::: RECORD EXTRACTS
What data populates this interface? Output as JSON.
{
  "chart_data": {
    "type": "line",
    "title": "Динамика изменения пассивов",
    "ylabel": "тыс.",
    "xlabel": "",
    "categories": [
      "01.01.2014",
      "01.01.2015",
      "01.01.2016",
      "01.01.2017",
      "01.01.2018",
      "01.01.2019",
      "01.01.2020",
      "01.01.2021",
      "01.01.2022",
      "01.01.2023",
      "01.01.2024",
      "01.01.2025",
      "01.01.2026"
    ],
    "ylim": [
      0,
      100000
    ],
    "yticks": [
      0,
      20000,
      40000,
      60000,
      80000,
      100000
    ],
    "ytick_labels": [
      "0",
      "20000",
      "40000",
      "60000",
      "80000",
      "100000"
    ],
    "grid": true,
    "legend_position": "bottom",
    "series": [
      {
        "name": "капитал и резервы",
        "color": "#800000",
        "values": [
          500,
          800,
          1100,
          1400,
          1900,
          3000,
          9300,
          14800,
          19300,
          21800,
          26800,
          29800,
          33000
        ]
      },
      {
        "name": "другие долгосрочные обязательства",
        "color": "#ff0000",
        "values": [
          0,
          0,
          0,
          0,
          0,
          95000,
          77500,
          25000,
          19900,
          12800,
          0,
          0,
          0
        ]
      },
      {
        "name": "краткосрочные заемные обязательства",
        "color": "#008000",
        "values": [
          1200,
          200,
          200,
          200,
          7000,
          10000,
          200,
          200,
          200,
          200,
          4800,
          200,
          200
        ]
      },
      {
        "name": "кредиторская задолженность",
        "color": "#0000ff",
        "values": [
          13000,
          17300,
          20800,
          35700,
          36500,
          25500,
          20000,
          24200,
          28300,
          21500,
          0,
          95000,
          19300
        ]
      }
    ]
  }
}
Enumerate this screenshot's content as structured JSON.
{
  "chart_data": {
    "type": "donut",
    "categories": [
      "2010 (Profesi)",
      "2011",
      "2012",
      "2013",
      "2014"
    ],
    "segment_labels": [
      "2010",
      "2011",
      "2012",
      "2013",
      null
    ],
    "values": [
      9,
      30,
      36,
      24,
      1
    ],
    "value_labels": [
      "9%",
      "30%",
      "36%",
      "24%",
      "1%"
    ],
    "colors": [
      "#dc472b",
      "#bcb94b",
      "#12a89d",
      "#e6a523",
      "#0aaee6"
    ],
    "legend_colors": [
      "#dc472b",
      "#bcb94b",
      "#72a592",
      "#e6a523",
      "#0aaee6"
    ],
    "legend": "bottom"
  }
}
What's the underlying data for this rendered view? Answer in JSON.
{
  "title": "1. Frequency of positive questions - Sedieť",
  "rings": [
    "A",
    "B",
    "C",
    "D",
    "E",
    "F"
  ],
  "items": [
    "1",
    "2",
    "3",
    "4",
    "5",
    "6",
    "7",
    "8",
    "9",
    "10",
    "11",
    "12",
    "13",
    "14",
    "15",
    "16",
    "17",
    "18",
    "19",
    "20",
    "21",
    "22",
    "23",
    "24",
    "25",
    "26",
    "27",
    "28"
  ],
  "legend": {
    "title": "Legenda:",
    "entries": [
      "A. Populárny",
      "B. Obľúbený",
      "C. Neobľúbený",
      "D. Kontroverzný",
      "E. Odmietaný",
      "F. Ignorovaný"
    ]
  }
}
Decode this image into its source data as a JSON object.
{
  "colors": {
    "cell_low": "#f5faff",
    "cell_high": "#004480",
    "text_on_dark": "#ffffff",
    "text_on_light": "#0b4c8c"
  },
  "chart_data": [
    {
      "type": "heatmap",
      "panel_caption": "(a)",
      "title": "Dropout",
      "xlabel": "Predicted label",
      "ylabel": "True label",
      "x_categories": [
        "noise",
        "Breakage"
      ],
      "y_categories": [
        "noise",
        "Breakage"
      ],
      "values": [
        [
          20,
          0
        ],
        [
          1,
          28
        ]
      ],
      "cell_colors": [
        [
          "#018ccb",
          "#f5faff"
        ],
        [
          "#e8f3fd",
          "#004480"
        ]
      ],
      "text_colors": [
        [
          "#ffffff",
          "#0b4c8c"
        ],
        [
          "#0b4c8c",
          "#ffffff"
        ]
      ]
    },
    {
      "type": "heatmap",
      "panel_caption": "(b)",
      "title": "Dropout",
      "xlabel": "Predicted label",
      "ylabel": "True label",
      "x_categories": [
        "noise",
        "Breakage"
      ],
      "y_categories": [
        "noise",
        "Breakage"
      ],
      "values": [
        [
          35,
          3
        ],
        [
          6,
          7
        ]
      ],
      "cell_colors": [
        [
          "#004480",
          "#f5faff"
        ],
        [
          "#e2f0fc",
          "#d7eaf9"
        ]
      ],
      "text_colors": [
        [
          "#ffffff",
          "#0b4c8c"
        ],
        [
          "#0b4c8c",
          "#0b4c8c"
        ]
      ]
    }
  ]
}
::::::
Repeat each record exactly, leaving nothing out.

What data populates this interface? Output as JSON.
{
  "chart_data": {
    "type": "line",
    "title": "Динамика изменения пассивов",
    "ylabel": "тыс.",
    "xlabel": "",
    "categories": [
      "01.01.2014",
      "01.01.2015",
      "01.01.2016",
      "01.01.2017",
      "01.01.2018",
      "01.01.2019",
      "01.01.2020",
      "01.01.2021",
      "01.01.2022",
      "01.01.2023",
      "01.01.2024",
      "01.01.2025",
      "01.01.2026"
    ],
    "ylim": [
      0,
      100000
    ],
    "yticks": [
      0,
      20000,
      40000,
      60000,
      80000,
      100000
    ],
    "ytick_labels": [
      "0",
      "20000",
      "40000",
      "60000",
      "80000",
      "100000"
    ],
    "grid": true,
    "legend_position": "bottom",
    "series": [
      {
        "name": "капитал и резервы",
        "color": "#800000",
        "values": [
          500,
          800,
          1100,
          1400,
          1900,
          3000,
          9300,
          14800,
          19300,
          21800,
          26800,
          29800,
          33000
        ]
      },
      {
        "name": "другие долгосрочные обязательства",
        "color": "#ff0000",
        "values": [
          0,
          0,
          0,
          0,
          0,
          95000,
          77500,
          25000,
          19900,
          12800,
          0,
          0,
          0
        ]
      },
      {
        "name": "краткосрочные заемные обязательства",
        "color": "#008000",
        "values": [
          1200,
          200,
          200,
          200,
          7000,
          10000,
          200,
          200,
          200,
          200,
          4800,
          200,
          200
        ]
      },
      {
        "name": "кредиторская задолженность",
        "color": "#0000ff",
        "values": [
          13000,
          17300,
          20800,
          35700,
          36500,
          25500,
          20000,
          24200,
          28300,
          21500,
          0,
          95000,
          19300
        ]
      }
    ]
  }
}
Enumerate this screenshot's content as structured JSON.
{
  "chart_data": {
    "type": "donut",
    "categories": [
      "2010 (Profesi)",
      "2011",
      "2012",
      "2013",
      "2014"
    ],
    "segment_labels": [
      "2010",
      "2011",
      "2012",
      "2013",
      null
    ],
    "values": [
      9,
      30,
      36,
      24,
      1
    ],
    "value_labels": [
      "9%",
      "30%",
      "36%",
      "24%",
      "1%"
    ],
    "colors": [
      "#dc472b",
      "#bcb94b",
      "#12a89d",
      "#e6a523",
      "#0aaee6"
    ],
    "legend_colors": [
      "#dc472b",
      "#bcb94b",
      "#72a592",
      "#e6a523",
      "#0aaee6"
    ],
    "legend": "bottom"
  }
}
What's the underlying data for this rendered view? Answer in JSON.
{
  "title": "1. Frequency of positive questions - Sedieť",
  "rings": [
    "A",
    "B",
    "C",
    "D",
    "E",
    "F"
  ],
  "items": [
    "1",
    "2",
    "3",
    "4",
    "5",
    "6",
    "7",
    "8",
    "9",
    "10",
    "11",
    "12",
    "13",
    "14",
    "15",
    "16",
    "17",
    "18",
    "19",
    "20",
    "21",
    "22",
    "23",
    "24",
    "25",
    "26",
    "27",
    "28"
  ],
  "legend": {
    "title": "Legenda:",
    "entries": [
      "A. Populárny",
      "B. Obľúbený",
      "C. Neobľúbený",
      "D. Kontroverzný",
      "E. Odmietaný",
      "F. Ignorovaný"
    ]
  }
}
Decode this image into its source data as a JSON object.
{
  "colors": {
    "cell_low": "#f5faff",
    "cell_high": "#004480",
    "text_on_dark": "#ffffff",
    "text_on_light": "#0b4c8c"
  },
  "chart_data": [
    {
      "type": "heatmap",
      "panel_caption": "(a)",
      "title": "Dropout",
      "xlabel": "Predicted label",
      "ylabel": "True label",
      "x_categories": [
        "noise",
        "Breakage"
      ],
      "y_categories": [
        "noise",
        "Breakage"
      ],
      "values": [
        [
          20,
          0
        ],
        [
          1,
          28
        ]
      ],
      "cell_colors": [
        [
          "#018ccb",
          "#f5faff"
        ],
        [
          "#e8f3fd",
          "#004480"
        ]
      ],
      "text_colors": [
        [
          "#ffffff",
          "#0b4c8c"
        ],
        [
          "#0b4c8c",
          "#ffffff"
        ]
      ]
    },
    {
      "type": "heatmap",
      "panel_caption": "(b)",
      "title": "Dropout",
      "xlabel": "Predicted label",
      "ylabel": "True label",
      "x_categories": [
        "noise",
        "Breakage"
      ],
      "y_categories": [
        "noise",
        "Breakage"
      ],
      "values": [
        [
          35,
          3
        ],
        [
          6,
          7
        ]
      ],
      "cell_colors": [
        [
          "#004480",
          "#f5faff"
        ],
        [
          "#e2f0fc",
          "#d7eaf9"
        ]
      ],
      "text_colors": [
        [
          "#ffffff",
          "#0b4c8c"
        ],
        [
          "#0b4c8c",
          "#0b4c8c"
        ]
      ]
    }
  ]
}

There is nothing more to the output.